→ Task instructions
Write out the whole listing, matching it exactly.

[START Record extracts]

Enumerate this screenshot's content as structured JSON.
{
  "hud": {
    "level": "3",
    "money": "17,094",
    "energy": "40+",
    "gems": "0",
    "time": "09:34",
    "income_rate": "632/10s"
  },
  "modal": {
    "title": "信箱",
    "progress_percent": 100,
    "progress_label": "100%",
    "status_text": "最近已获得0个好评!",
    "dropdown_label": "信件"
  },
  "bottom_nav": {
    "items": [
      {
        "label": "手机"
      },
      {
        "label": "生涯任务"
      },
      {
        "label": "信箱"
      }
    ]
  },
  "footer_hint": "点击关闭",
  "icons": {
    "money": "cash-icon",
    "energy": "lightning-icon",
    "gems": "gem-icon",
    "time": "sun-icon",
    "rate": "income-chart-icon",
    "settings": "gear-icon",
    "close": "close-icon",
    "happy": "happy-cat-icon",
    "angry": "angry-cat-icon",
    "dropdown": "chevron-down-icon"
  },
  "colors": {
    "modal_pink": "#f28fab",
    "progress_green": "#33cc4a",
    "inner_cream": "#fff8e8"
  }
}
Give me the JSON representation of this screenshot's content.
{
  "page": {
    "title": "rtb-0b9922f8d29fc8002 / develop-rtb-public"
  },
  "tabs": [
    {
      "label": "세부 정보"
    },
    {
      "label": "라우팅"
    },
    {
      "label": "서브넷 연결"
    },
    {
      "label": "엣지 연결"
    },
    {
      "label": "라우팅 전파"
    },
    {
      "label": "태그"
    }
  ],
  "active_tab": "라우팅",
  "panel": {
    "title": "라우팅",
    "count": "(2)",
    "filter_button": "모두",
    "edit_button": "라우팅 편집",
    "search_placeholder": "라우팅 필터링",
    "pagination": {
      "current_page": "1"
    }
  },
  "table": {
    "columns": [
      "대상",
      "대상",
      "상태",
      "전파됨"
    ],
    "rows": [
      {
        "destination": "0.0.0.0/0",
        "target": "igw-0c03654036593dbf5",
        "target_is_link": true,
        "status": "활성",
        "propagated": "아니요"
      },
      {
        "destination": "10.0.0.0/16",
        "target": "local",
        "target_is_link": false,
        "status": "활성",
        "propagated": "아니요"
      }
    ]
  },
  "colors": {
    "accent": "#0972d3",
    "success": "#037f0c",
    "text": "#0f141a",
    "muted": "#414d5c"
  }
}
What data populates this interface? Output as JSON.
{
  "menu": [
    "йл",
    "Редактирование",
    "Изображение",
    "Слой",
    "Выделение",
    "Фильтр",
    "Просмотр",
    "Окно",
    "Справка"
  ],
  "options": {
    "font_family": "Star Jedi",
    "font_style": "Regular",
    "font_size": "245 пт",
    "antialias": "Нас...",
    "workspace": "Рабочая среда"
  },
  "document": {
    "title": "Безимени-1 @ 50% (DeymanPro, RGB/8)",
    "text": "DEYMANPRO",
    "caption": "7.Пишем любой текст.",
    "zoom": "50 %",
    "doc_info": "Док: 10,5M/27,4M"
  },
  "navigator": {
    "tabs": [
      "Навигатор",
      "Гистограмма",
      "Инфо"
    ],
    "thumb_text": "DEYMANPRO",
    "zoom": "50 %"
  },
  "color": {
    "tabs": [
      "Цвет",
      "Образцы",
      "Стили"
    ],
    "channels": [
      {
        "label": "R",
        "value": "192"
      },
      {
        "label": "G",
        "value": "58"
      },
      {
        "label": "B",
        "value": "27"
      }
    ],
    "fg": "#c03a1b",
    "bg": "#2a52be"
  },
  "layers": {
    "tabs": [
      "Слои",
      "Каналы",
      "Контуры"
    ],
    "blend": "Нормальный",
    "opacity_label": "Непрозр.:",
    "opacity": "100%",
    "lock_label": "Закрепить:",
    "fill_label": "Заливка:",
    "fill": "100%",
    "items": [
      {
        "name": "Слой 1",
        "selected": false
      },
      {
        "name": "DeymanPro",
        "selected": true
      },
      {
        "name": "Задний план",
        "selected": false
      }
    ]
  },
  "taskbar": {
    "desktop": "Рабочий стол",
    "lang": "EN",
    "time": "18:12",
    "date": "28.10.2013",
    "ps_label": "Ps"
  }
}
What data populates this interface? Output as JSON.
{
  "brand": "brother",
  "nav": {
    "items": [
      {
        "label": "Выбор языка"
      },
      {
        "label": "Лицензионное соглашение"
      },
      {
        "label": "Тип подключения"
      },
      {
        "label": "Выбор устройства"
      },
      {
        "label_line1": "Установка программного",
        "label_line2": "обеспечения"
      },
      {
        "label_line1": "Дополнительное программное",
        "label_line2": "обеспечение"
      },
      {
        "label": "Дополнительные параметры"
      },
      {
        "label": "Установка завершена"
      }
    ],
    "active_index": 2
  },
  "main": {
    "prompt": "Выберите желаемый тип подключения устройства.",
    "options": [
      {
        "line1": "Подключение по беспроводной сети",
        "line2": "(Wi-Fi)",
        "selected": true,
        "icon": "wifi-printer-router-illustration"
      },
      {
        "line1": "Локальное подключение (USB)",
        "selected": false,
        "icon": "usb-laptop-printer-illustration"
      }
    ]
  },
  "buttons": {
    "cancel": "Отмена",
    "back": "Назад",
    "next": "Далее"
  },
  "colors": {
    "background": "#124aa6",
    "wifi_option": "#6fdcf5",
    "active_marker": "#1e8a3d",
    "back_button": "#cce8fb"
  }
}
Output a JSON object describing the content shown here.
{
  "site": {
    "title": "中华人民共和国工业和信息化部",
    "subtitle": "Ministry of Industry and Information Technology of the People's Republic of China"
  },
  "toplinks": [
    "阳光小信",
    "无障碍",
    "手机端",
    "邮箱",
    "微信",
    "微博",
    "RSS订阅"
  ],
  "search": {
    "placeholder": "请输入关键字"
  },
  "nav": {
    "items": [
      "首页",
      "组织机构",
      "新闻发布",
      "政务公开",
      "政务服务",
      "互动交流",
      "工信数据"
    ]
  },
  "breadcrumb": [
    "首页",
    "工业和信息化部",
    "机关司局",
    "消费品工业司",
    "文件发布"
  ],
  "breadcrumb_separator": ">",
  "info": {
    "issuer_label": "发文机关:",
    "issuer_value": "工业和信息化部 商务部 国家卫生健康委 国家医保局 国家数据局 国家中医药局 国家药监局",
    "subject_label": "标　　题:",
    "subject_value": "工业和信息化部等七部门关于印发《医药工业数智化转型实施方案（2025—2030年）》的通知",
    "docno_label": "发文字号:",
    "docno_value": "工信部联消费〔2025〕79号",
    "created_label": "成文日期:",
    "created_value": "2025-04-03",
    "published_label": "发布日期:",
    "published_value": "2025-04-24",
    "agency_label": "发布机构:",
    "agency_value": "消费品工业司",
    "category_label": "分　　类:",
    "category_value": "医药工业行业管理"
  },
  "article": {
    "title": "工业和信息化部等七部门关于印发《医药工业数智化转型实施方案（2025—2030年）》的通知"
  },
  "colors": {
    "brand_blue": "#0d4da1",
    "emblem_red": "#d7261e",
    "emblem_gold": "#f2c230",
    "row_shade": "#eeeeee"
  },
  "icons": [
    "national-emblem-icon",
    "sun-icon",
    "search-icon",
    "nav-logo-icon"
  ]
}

[END Record extracts]

→ The result
Enumerate this screenshot's content as structured JSON.
{
  "hud": {
    "level": "3",
    "money": "17,094",
    "energy": "40+",
    "gems": "0",
    "time": "09:34",
    "income_rate": "632/10s"
  },
  "modal": {
    "title": "信箱",
    "progress_percent": 100,
    "progress_label": "100%",
    "status_text": "最近已获得0个好评!",
    "dropdown_label": "信件"
  },
  "bottom_nav": {
    "items": [
      {
        "label": "手机"
      },
      {
        "label": "生涯任务"
      },
      {
        "label": "信箱"
      }
    ]
  },
  "footer_hint": "点击关闭",
  "icons": {
    "money": "cash-icon",
    "energy": "lightning-icon",
    "gems": "gem-icon",
    "time": "sun-icon",
    "rate": "income-chart-icon",
    "settings": "gear-icon",
    "close": "close-icon",
    "happy": "happy-cat-icon",
    "angry": "angry-cat-icon",
    "dropdown": "chevron-down-icon"
  },
  "colors": {
    "modal_pink": "#f28fab",
    "progress_green": "#33cc4a",
    "inner_cream": "#fff8e8"
  }
}
Give me the JSON representation of this screenshot's content.
{
  "page": {
    "title": "rtb-0b9922f8d29fc8002 / develop-rtb-public"
  },
  "tabs": [
    {
      "label": "세부 정보"
    },
    {
      "label": "라우팅"
    },
    {
      "label": "서브넷 연결"
    },
    {
      "label": "엣지 연결"
    },
    {
      "label": "라우팅 전파"
    },
    {
      "label": "태그"
    }
  ],
  "active_tab": "라우팅",
  "panel": {
    "title": "라우팅",
    "count": "(2)",
    "filter_button": "모두",
    "edit_button": "라우팅 편집",
    "search_placeholder": "라우팅 필터링",
    "pagination": {
      "current_page": "1"
    }
  },
  "table": {
    "columns": [
      "대상",
      "대상",
      "상태",
      "전파됨"
    ],
    "rows": [
      {
        "destination": "0.0.0.0/0",
        "target": "igw-0c03654036593dbf5",
        "target_is_link": true,
        "status": "활성",
        "propagated": "아니요"
      },
      {
        "destination": "10.0.0.0/16",
        "target": "local",
        "target_is_link": false,
        "status": "활성",
        "propagated": "아니요"
      }
    ]
  },
  "colors": {
    "accent": "#0972d3",
    "success": "#037f0c",
    "text": "#0f141a",
    "muted": "#414d5c"
  }
}
What data populates this interface? Output as JSON.
{
  "menu": [
    "йл",
    "Редактирование",
    "Изображение",
    "Слой",
    "Выделение",
    "Фильтр",
    "Просмотр",
    "Окно",
    "Справка"
  ],
  "options": {
    "font_family": "Star Jedi",
    "font_style": "Regular",
    "font_size": "245 пт",
    "antialias": "Нас...",
    "workspace": "Рабочая среда"
  },
  "document": {
    "title": "Безимени-1 @ 50% (DeymanPro, RGB/8)",
    "text": "DEYMANPRO",
    "caption": "7.Пишем любой текст.",
    "zoom": "50 %",
    "doc_info": "Док: 10,5M/27,4M"
  },
  "navigator": {
    "tabs": [
      "Навигатор",
      "Гистограмма",
      "Инфо"
    ],
    "thumb_text": "DEYMANPRO",
    "zoom": "50 %"
  },
  "color": {
    "tabs": [
      "Цвет",
      "Образцы",
      "Стили"
    ],
    "channels": [
      {
        "label": "R",
        "value": "192"
      },
      {
        "label": "G",
        "value": "58"
      },
      {
        "label": "B",
        "value": "27"
      }
    ],
    "fg": "#c03a1b",
    "bg": "#2a52be"
  },
  "layers": {
    "tabs": [
      "Слои",
      "Каналы",
      "Контуры"
    ],
    "blend": "Нормальный",
    "opacity_label": "Непрозр.:",
    "opacity": "100%",
    "lock_label": "Закрепить:",
    "fill_label": "Заливка:",
    "fill": "100%",
    "items": [
      {
        "name": "Слой 1",
        "selected": false
      },
      {
        "name": "DeymanPro",
        "selected": true
      },
      {
        "name": "Задний план",
        "selected": false
      }
    ]
  },
  "taskbar": {
    "desktop": "Рабочий стол",
    "lang": "EN",
    "time": "18:12",
    "date": "28.10.2013",
    "ps_label": "Ps"
  }
}
What data populates this interface? Output as JSON.
{
  "brand": "brother",
  "nav": {
    "items": [
      {
        "label": "Выбор языка"
      },
      {
        "label": "Лицензионное соглашение"
      },
      {
        "label": "Тип подключения"
      },
      {
        "label": "Выбор устройства"
      },
      {
        "label_line1": "Установка программного",
        "label_line2": "обеспечения"
      },
      {
        "label_line1": "Дополнительное программное",
        "label_line2": "обеспечение"
      },
      {
        "label": "Дополнительные параметры"
      },
      {
        "label": "Установка завершена"
      }
    ],
    "active_index": 2
  },
  "main": {
    "prompt": "Выберите желаемый тип подключения устройства.",
    "options": [
      {
        "line1": "Подключение по беспроводной сети",
        "line2": "(Wi-Fi)",
        "selected": true,
        "icon": "wifi-printer-router-illustration"
      },
      {
        "line1": "Локальное подключение (USB)",
        "selected": false,
        "icon": "usb-laptop-printer-illustration"
      }
    ]
  },
  "buttons": {
    "cancel": "Отмена",
    "back": "Назад",
    "next": "Далее"
  },
  "colors": {
    "background": "#124aa6",
    "wifi_option": "#6fdcf5",
    "active_marker": "#1e8a3d",
    "back_button": "#cce8fb"
  }
}
Output a JSON object describing the content shown here.
{
  "site": {
    "title": "中华人民共和国工业和信息化部",
    "subtitle": "Ministry of Industry and Information Technology of the People's Republic of China"
  },
  "toplinks": [
    "阳光小信",
    "无障碍",
    "手机端",
    "邮箱",
    "微信",
    "微博",
    "RSS订阅"
  ],
  "search": {
    "placeholder": "请输入关键字"
  },
  "nav": {
    "items": [
      "首页",
      "组织机构",
      "新闻发布",
      "政务公开",
      "政务服务",
      "互动交流",
      "工信数据"
    ]
  },
  "breadcrumb": [
    "首页",
    "工业和信息化部",
    "机关司局",
    "消费品工业司",
    "文件发布"
  ],
  "breadcrumb_separator": ">",
  "info": {
    "issuer_label": "发文机关:",
    "issuer_value": "工业和信息化部 商务部 国家卫生健康委 国家医保局 国家数据局 国家中医药局 国家药监局",
    "subject_label": "标　　题:",
    "subject_value": "工业和信息化部等七部门关于印发《医药工业数智化转型实施方案（2025—2030年）》的通知",
    "docno_label": "发文字号:",
    "docno_value": "工信部联消费〔2025〕79号",
    "created_label": "成文日期:",
    "created_value": "2025-04-03",
    "published_label": "发布日期:",
    "published_value": "2025-04-24",
    "agency_label": "发布机构:",
    "agency_value": "消费品工业司",
    "category_label": "分　　类:",
    "category_value": "医药工业行业管理"
  },
  "article": {
    "title": "工业和信息化部等七部门关于印发《医药工业数智化转型实施方案（2025—2030年）》的通知"
  },
  "colors": {
    "brand_blue": "#0d4da1",
    "emblem_red": "#d7261e",
    "emblem_gold": "#f2c230",
    "row_shade": "#eeeeee"
  },
  "icons": [
    "national-emblem-icon",
    "sun-icon",
    "search-icon",
    "nav-logo-icon"
  ]
}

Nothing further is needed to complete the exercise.